- [Record set]:

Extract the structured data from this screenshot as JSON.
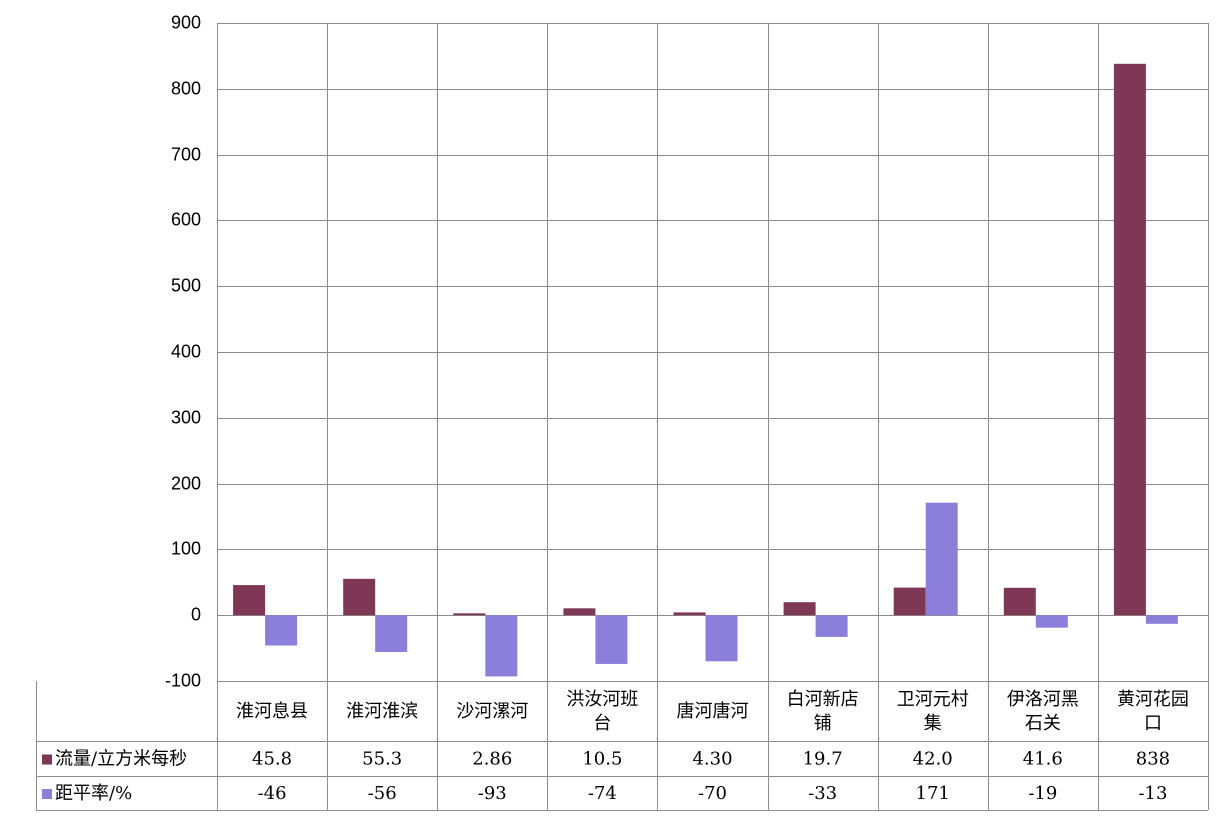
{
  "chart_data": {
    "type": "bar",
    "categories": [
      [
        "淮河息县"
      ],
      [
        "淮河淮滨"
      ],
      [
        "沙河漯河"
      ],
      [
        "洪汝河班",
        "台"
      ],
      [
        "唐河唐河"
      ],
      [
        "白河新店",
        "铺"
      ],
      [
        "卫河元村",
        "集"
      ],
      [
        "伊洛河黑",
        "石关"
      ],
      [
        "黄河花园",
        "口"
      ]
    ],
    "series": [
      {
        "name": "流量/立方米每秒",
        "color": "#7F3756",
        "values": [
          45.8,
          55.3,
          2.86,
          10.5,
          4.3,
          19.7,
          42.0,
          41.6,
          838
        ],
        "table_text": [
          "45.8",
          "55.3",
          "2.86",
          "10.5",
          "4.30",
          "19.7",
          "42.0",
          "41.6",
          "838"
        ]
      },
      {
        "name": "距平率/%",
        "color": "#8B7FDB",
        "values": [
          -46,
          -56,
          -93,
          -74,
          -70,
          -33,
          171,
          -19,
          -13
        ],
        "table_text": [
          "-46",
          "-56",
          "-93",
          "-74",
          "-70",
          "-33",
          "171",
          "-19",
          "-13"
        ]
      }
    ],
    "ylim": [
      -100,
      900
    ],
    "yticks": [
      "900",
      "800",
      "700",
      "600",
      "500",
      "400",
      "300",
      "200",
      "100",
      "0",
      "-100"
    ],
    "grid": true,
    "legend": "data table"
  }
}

- [Exercise description]:
Transcribe the records above verbatim. Do not carry over any picture.

- [Result for this exercise]:
Extract the structured data from this screenshot as JSON.
{
  "chart_data": {
    "type": "bar",
    "categories": [
      [
        "淮河息县"
      ],
      [
        "淮河淮滨"
      ],
      [
        "沙河漯河"
      ],
      [
        "洪汝河班",
        "台"
      ],
      [
        "唐河唐河"
      ],
      [
        "白河新店",
        "铺"
      ],
      [
        "卫河元村",
        "集"
      ],
      [
        "伊洛河黑",
        "石关"
      ],
      [
        "黄河花园",
        "口"
      ]
    ],
    "series": [
      {
        "name": "流量/立方米每秒",
        "color": "#7F3756",
        "values": [
          45.8,
          55.3,
          2.86,
          10.5,
          4.3,
          19.7,
          42.0,
          41.6,
          838
        ],
        "table_text": [
          "45.8",
          "55.3",
          "2.86",
          "10.5",
          "4.30",
          "19.7",
          "42.0",
          "41.6",
          "838"
        ]
      },
      {
        "name": "距平率/%",
        "color": "#8B7FDB",
        "values": [
          -46,
          -56,
          -93,
          -74,
          -70,
          -33,
          171,
          -19,
          -13
        ],
        "table_text": [
          "-46",
          "-56",
          "-93",
          "-74",
          "-70",
          "-33",
          "171",
          "-19",
          "-13"
        ]
      }
    ],
    "ylim": [
      -100,
      900
    ],
    "yticks": [
      "900",
      "800",
      "700",
      "600",
      "500",
      "400",
      "300",
      "200",
      "100",
      "0",
      "-100"
    ],
    "grid": true,
    "legend": "data table"
  }
}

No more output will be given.